*Verilen görev A:*
Kayıtların ilk satırından başlayıp "Find all labels, buttons, inputs, and" ifadesinin geçtiği satıra kadar giden satırları, iki uç da dahil, aynen tekrar yazın. Resimleri cevaba koymayın.

*Belge:*
Türkiye’nin batı dünyası tarafından, ‘Neden IŞİD’e karşı daha aktif olmadığı konusunda eleştirilmesinin ardından IŞİD’e yönelik yurtiçi operasyonlar ve batılı ülkelerle ortak hava harekatlarına katılım geldi. Ve IŞİD işgali altındaki Musul’un 30 km yakınında Başika’ya Türk askerinin bulunduğu kampa çok sayıda havanla örgütün saldırısı gerçekleşti. Kısacası, dışarıda resim giderek karışık bir hale dönüyor.
IŞİD’İN TÜRKİYE’DEKİ VARLIĞI NE?
Şüphesiz bu noktada, bir şekilde misilleme yapması beklenen IŞİD’in yurtiçindeki varlığı ve tehdit risk katsayısı ne durumda; buna bakmak lazım.
Bazı uzmanlara göre, tehdit içeride daha fazla ve sürekli uyanık kalınmalı.
İŞTE O RAKAMLAR
Şimdi sıkı durun; emniyet-güvenlik birimleri raporlarına göre; yurtdışı profesyonel eğitimli, beyin yıkama, hücre organize ve eylem planlama özelliğine sahip 60 civarında çekirdek kadro var. Bunlar, İstanbul-Urfa-Antep-Hatay-Batman-Adıyaman-Maraş ekseninde sürekli yer değiştiriyor. Yine bu 60 kişilik çekirdek kadroya ek olarak 1800 Suriye’de savaş eğitimi almış, destek unsuru olarak görev yapmış militan var. Suriye’ye gidip gelen IŞİD’in yaşam tarzını benimseyen ve onun yolundan yürümeye hazır Türkiye’deki sayı ise 20 binden fazla. Bu rakamlar maalesef spekülasyon değil.
Her gün iz sürülüyor. Hatta bu kişilerle ilgili öyle şok eden bilgilere iddialara ulaşılıyor ki; teyit edilse ülkede yer yerinden oynar. Panik olmasın diye bazı operasyonlar açıklanmıyor. Ama facianın katliamın engellendiği saldırılar da tam üç kez ortaya çıkarılmış. Tabii, bu hepsinin yakalanacağı anlamına gelmiyor. Daha önceki acılarla biten olaylardaki ihmallerde olduğu gibi.

*Koordinat işaretleme kayıtları:*

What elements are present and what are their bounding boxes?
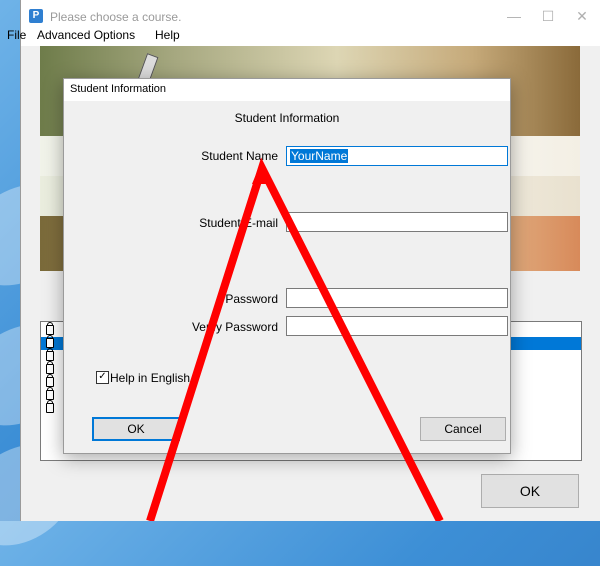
student-name-field[interactable]: YourName (286, 146, 508, 166)
student-name-value: YourName (290, 149, 349, 163)
student-name-label: Student Name (201, 149, 278, 163)
dialog-cancel-button[interactable]: Cancel (420, 417, 506, 441)
help-in-english-label: Help in English (110, 371, 191, 385)
lock-icon (46, 374, 54, 387)
password-label: Password (225, 292, 278, 306)
student-email-field[interactable] (286, 212, 508, 232)
dialog-titlebar: Student Information (64, 79, 510, 101)
lock-icon (46, 400, 54, 413)
verify-password-label: Verify Password (191, 320, 278, 334)
dialog-title: Student Information (70, 83, 167, 95)
lock-icon (46, 335, 54, 348)
main-ok-button[interactable]: OK (481, 474, 579, 508)
maximize-button[interactable]: ☐ (533, 6, 563, 26)
verify-password-field[interactable] (286, 316, 508, 336)
app-icon: P (29, 9, 43, 23)
menu-help[interactable]: Help (155, 28, 180, 42)
student-info-dialog: Student Information Student Information … (63, 78, 511, 454)
menu-file[interactable]: File (7, 28, 26, 42)
help-in-english-checkbox[interactable]: ✓ (96, 371, 109, 384)
dialog-ok-button[interactable]: OK (92, 417, 180, 441)
menu-advanced-options[interactable]: Advanced Options (37, 28, 135, 42)
minimize-button[interactable]: — (499, 6, 529, 26)
password-field[interactable] (286, 288, 508, 308)
dialog-heading: Student Information (234, 111, 340, 125)
window-title: Please choose a course. (50, 10, 182, 24)
menu-bar: File Advanced Options Help (7, 26, 600, 46)
student-email-label: Student E-mail (199, 216, 278, 230)
lock-icon (46, 322, 54, 335)
lock-icon (46, 361, 54, 374)
lock-icon (46, 348, 54, 361)
close-button[interactable]: ✕ (567, 6, 597, 26)
lock-icon (46, 387, 54, 400)
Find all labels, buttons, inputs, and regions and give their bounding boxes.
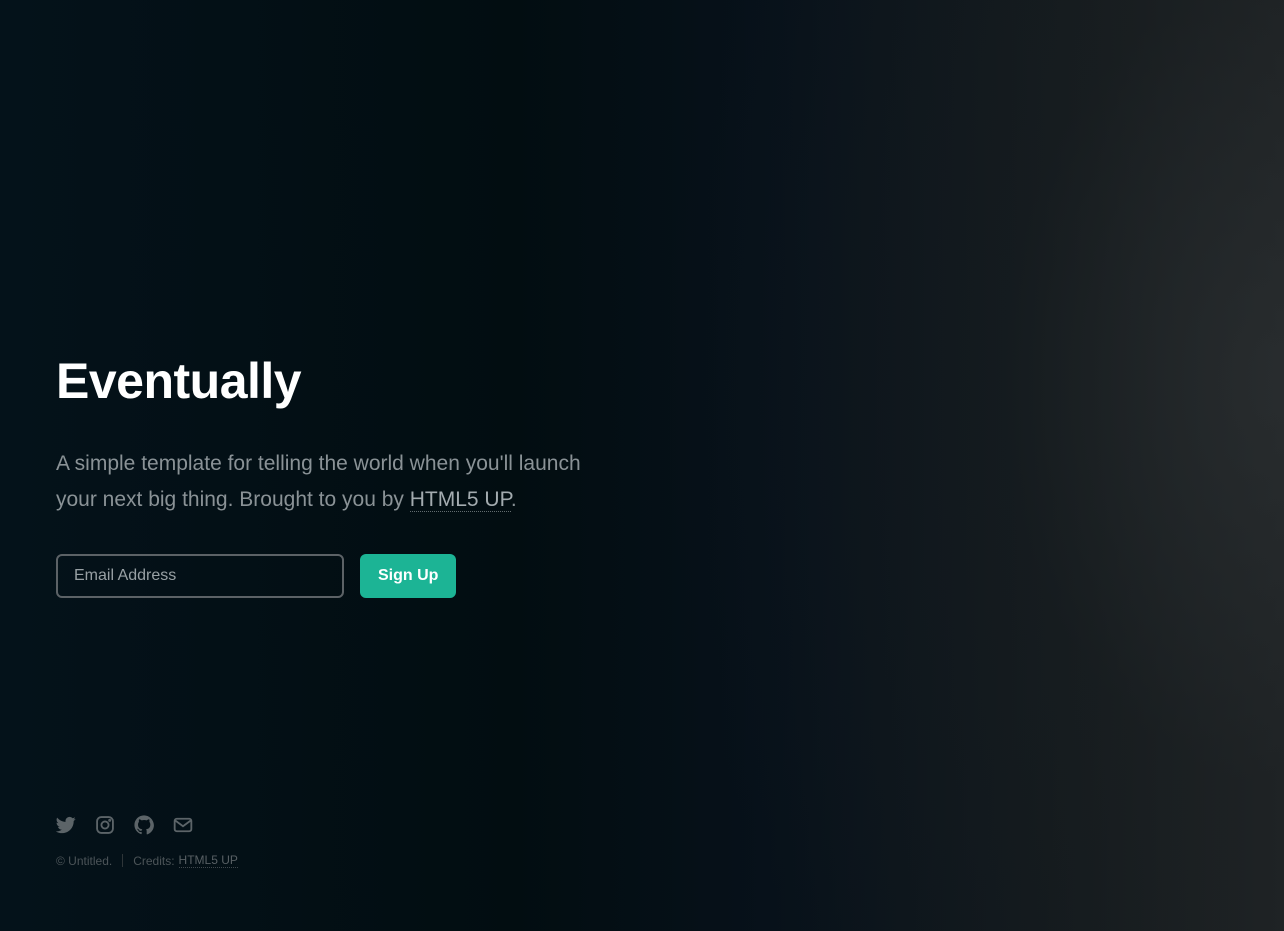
github-icon[interactable] xyxy=(134,814,154,836)
social-icons xyxy=(56,814,238,836)
html5up-link[interactable]: HTML5 UP xyxy=(409,488,511,512)
twitter-icon[interactable] xyxy=(56,814,76,836)
intro-text-end: . xyxy=(510,488,517,511)
email-icon[interactable] xyxy=(173,814,193,836)
page-title: Eventually xyxy=(56,353,302,409)
sign-up-button[interactable]: Sign Up xyxy=(360,554,457,598)
copyright-divider xyxy=(122,854,124,867)
instagram-icon[interactable] xyxy=(95,814,115,836)
copyright: © Untitled. Credits: HTML5 UP xyxy=(56,853,238,868)
footer: © Untitled. Credits: HTML5 UP xyxy=(56,814,238,868)
main-content: Eventually A simple template for telling… xyxy=(56,350,616,598)
credits-link[interactable]: HTML5 UP xyxy=(178,853,238,868)
intro-text: A simple template for telling the world … xyxy=(56,446,616,518)
credits-label: Credits: xyxy=(133,853,175,868)
signup-form: Sign Up xyxy=(56,554,616,598)
email-field[interactable] xyxy=(56,554,344,598)
copyright-text: © Untitled. xyxy=(56,853,113,868)
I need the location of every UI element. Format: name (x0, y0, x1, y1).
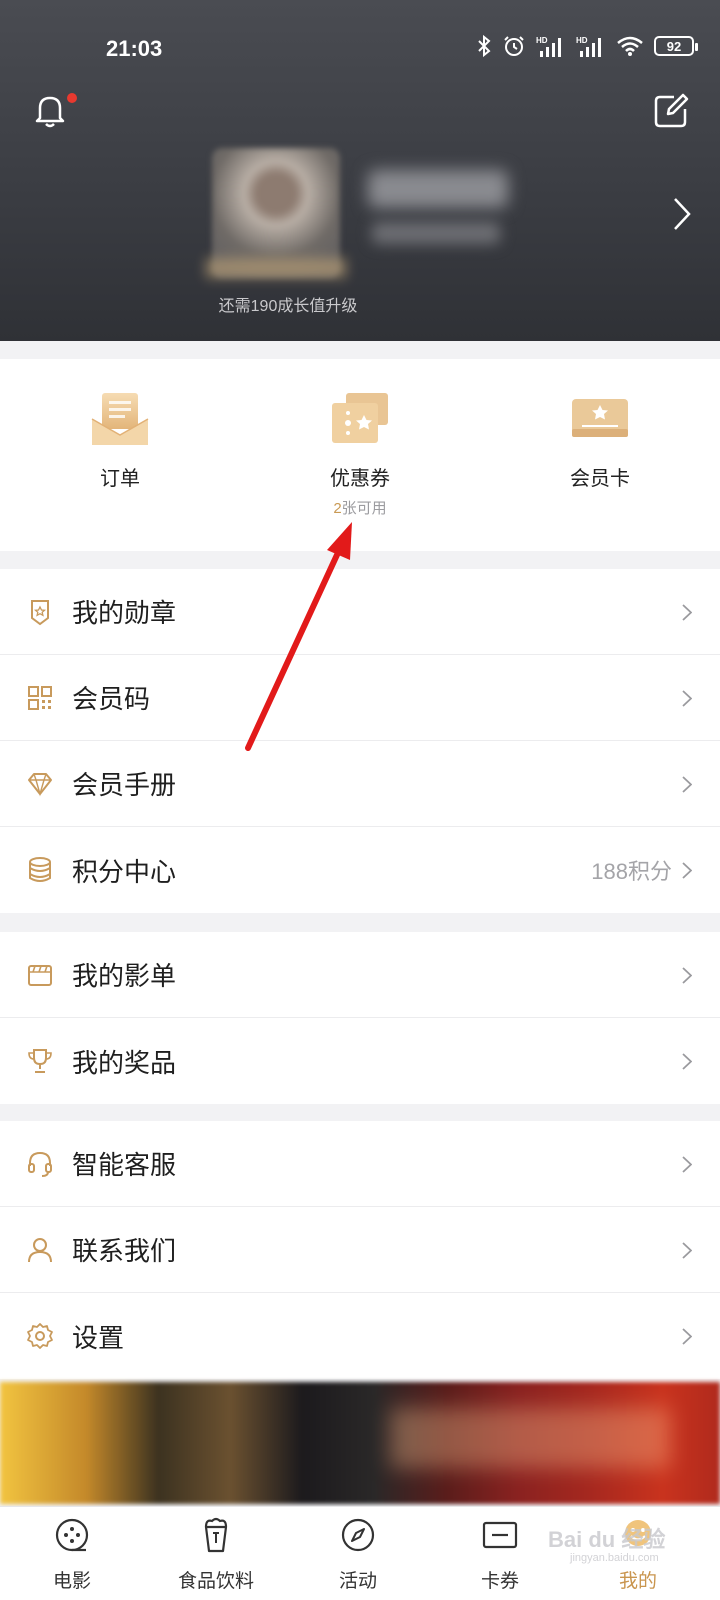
nav-label-activities: 活动 (338, 1571, 377, 1592)
menu-label-contact-us: 联系我们 (72, 1236, 177, 1266)
bluetooth-icon (478, 34, 491, 58)
wifi-icon (617, 36, 643, 56)
nav-food[interactable]: 食品饮料 (156, 1515, 276, 1593)
status-icons: HD HD 92 (476, 34, 698, 58)
baidu-watermark-url: jingyan.baidu.com (570, 1552, 659, 1564)
promo-banner[interactable] (0, 1382, 720, 1504)
film-reel-icon (55, 1518, 89, 1552)
coupons-available: 2张可用 (260, 497, 460, 518)
nav-cards[interactable]: 卡券 (440, 1515, 560, 1593)
menu-label-member-handbook: 会员手册 (72, 770, 177, 800)
menu-item-contact-us[interactable]: 联系我们 (0, 1207, 720, 1293)
orders-button[interactable]: 订单 (20, 389, 220, 491)
coins-icon (29, 857, 51, 882)
menu-item-prizes[interactable]: 我的奖品 (0, 1018, 720, 1104)
menu-label-medals: 我的勋章 (72, 598, 177, 628)
status-time: 21:03 (106, 36, 163, 61)
chevron-right-icon (682, 967, 692, 984)
profile-header: 21:03 HD HD 92 还需190成长值升级 (0, 0, 720, 341)
nav-label-cards: 卡券 (480, 1571, 519, 1592)
menu-item-member-handbook[interactable]: 会员手册 (0, 741, 720, 827)
battery-level: 92 (666, 38, 682, 54)
chevron-right-icon (682, 1156, 692, 1173)
promo-banner-blurred-text (390, 1408, 670, 1468)
menu-label-smart-service: 智能客服 (72, 1150, 177, 1180)
menu-item-medals[interactable]: 我的勋章 (0, 569, 720, 655)
menu-item-settings[interactable]: 设置 (0, 1293, 720, 1379)
edit-icon[interactable] (652, 92, 690, 130)
coupon-icon (332, 393, 388, 443)
coupons-label: 优惠券 (330, 468, 390, 490)
menu-label-prizes: 我的奖品 (72, 1047, 177, 1078)
menu-group-2: 我的影单 我的奖品 (0, 932, 720, 1104)
medal-icon (31, 600, 49, 626)
menu-item-smart-service[interactable]: 智能客服 (0, 1121, 720, 1207)
headset-icon (28, 1151, 52, 1177)
menu-label-watchlist: 我的影单 (72, 961, 177, 991)
member-card-button[interactable]: 会员卡 (500, 389, 700, 491)
baidu-watermark: Bai du 经验 (548, 1527, 666, 1552)
chevron-right-icon[interactable] (672, 196, 692, 232)
menu-item-member-code[interactable]: 会员码 (0, 655, 720, 741)
username-blurred (368, 170, 508, 208)
member-card-label: 会员卡 (570, 468, 630, 490)
battery-icon: 92 (654, 36, 698, 56)
person-icon (28, 1238, 52, 1263)
chevron-right-icon (682, 1053, 692, 1070)
notification-dot (67, 93, 77, 103)
svg-text:HD: HD (536, 36, 548, 45)
points-balance: 188积分 (591, 859, 672, 884)
quick-actions: 订单 优惠券 2张可用 会员卡 (0, 359, 720, 551)
nav-label-movies: 电影 (52, 1571, 91, 1592)
coupons-available-text: 张可用 (341, 500, 387, 517)
coupons-count: 2 (333, 500, 342, 517)
wallet-icon (482, 1521, 518, 1549)
upgrade-hint: 还需190成长值升级 (218, 298, 358, 315)
menu-label-points-center: 积分中心 (72, 856, 177, 887)
order-icon (91, 393, 149, 445)
nav-movies[interactable]: 电影 (12, 1515, 132, 1593)
nav-label-mine: 我的 (618, 1571, 657, 1592)
menu-group-3: 智能客服 联系我们 设置 (0, 1121, 720, 1379)
menu-label-settings: 设置 (72, 1322, 125, 1353)
signal-hd-icon: HD (536, 36, 561, 57)
menu-label-member-code: 会员码 (72, 684, 151, 714)
qr-code-icon (28, 686, 52, 710)
menu-group-1: 我的勋章 会员码 会员手册 积分中心 188积分 (0, 569, 720, 913)
nav-label-food: 食品饮料 (177, 1571, 254, 1592)
chevron-right-icon (682, 1242, 692, 1259)
clapperboard-icon (28, 965, 52, 986)
menu-item-points-center[interactable]: 积分中心 188积分 (0, 827, 720, 913)
menu-item-watchlist[interactable]: 我的影单 (0, 932, 720, 1018)
chevron-right-icon (682, 1328, 692, 1345)
chevron-right-icon (682, 690, 692, 707)
chevron-right-icon (682, 776, 692, 793)
orders-label: 订单 (100, 468, 140, 490)
level-badge-blurred (206, 258, 346, 278)
signal-hd-icon-2: HD (576, 36, 601, 57)
coupons-button[interactable]: 优惠券 2张可用 (260, 389, 460, 518)
diamond-icon (28, 773, 52, 797)
user-id-blurred (372, 222, 500, 244)
member-card-icon (572, 399, 628, 437)
gear-icon (27, 1323, 53, 1349)
chevron-right-icon (682, 862, 692, 879)
trophy-icon (28, 1049, 52, 1073)
alarm-icon (504, 36, 524, 56)
bell-icon[interactable] (30, 90, 70, 130)
nav-activities[interactable]: 活动 (298, 1515, 418, 1593)
svg-text:HD: HD (576, 36, 588, 45)
chevron-right-icon (682, 604, 692, 621)
compass-icon (341, 1518, 375, 1552)
popcorn-icon (204, 1517, 228, 1553)
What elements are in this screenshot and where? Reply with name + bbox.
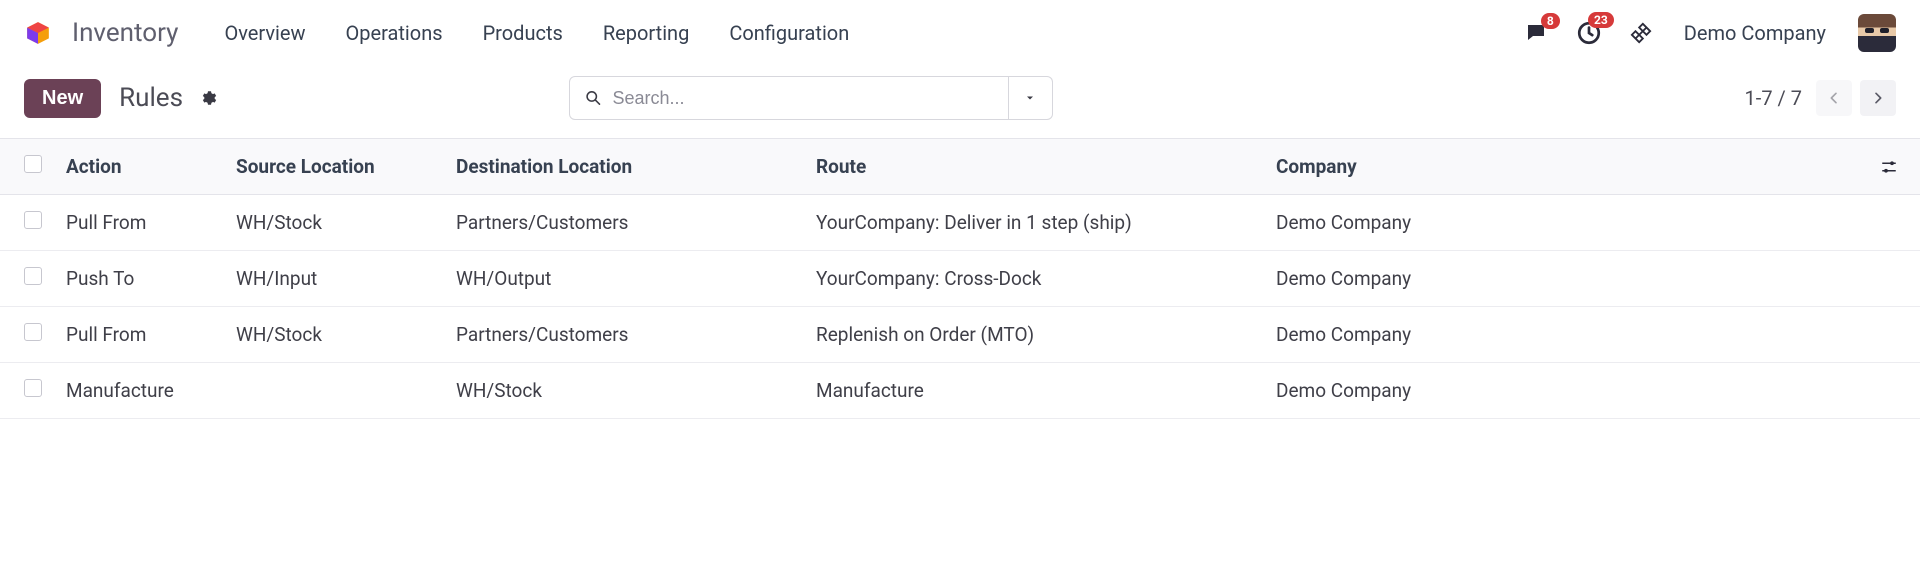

*Verilen görev B:*
Belgeye göre 60 kişilik çekirdek kadronun sürekli yer değiştirdiği eksendeki şehirlerin hepsini sıralayın.

*Doğru cevap A:*
What elements are present and what are their bounding boxes?
student-name-field[interactable]: YourName (286, 146, 508, 166)
student-name-value: YourName (290, 149, 349, 163)
student-name-label: Student Name (201, 149, 278, 163)
dialog-cancel-button[interactable]: Cancel (420, 417, 506, 441)
help-in-english-label: Help in English (110, 371, 191, 385)
lock-icon (46, 374, 54, 387)
password-label: Password (225, 292, 278, 306)
student-email-field[interactable] (286, 212, 508, 232)
dialog-titlebar: Student Information (64, 79, 510, 101)
lock-icon (46, 400, 54, 413)
verify-password-label: Verify Password (191, 320, 278, 334)
dialog-title: Student Information (70, 83, 167, 95)
lock-icon (46, 335, 54, 348)
main-ok-button[interactable]: OK (481, 474, 579, 508)
maximize-button[interactable]: ☐ (533, 6, 563, 26)
verify-password-field[interactable] (286, 316, 508, 336)
app-icon: P (29, 9, 43, 23)
menu-help[interactable]: Help (155, 28, 180, 42)
student-info-dialog: Student Information Student Information … (63, 78, 511, 454)
menu-file[interactable]: File (7, 28, 26, 42)
help-in-english-checkbox[interactable]: ✓ (96, 371, 109, 384)
dialog-ok-button[interactable]: OK (92, 417, 180, 441)
menu-advanced-options[interactable]: Advanced Options (37, 28, 135, 42)
minimize-button[interactable]: — (499, 6, 529, 26)
password-field[interactable] (286, 288, 508, 308)
dialog-heading: Student Information (234, 111, 340, 125)
window-title: Please choose a course. (50, 10, 182, 24)
menu-bar: File Advanced Options Help (7, 26, 600, 46)
student-email-label: Student E-mail (199, 216, 278, 230)
lock-icon (46, 322, 54, 335)
lock-icon (46, 361, 54, 374)
lock-icon (46, 348, 54, 361)
close-button[interactable]: ✕ (567, 6, 597, 26)
lock-icon (46, 387, 54, 400)
Find all labels, buttons, inputs, and regions and give their bounding boxes.

*Doğru cevap B:*
İstanbul, Urfa, Antep, Hatay, Batman, Adıyaman, Maraş